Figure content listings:
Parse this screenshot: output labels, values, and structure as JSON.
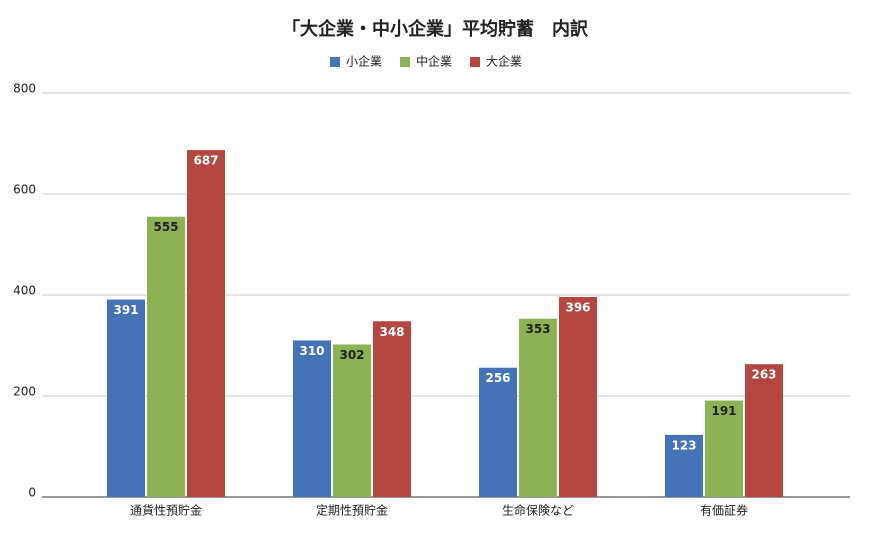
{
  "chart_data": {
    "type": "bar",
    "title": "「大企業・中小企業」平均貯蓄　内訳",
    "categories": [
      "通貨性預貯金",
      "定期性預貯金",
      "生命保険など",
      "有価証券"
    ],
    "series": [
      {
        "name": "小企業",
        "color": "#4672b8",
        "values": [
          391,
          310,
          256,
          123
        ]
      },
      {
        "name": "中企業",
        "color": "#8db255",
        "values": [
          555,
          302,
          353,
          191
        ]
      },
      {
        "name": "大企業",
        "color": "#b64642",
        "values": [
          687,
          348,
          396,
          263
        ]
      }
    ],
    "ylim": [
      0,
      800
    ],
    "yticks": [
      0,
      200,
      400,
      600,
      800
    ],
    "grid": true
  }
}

# [TASK DIRECTIONS]
Please list every line of the records that contains "color".

# [RESPONSE]
        "color": "#4672b8",
        "color": "#8db255",
        "color": "#b64642",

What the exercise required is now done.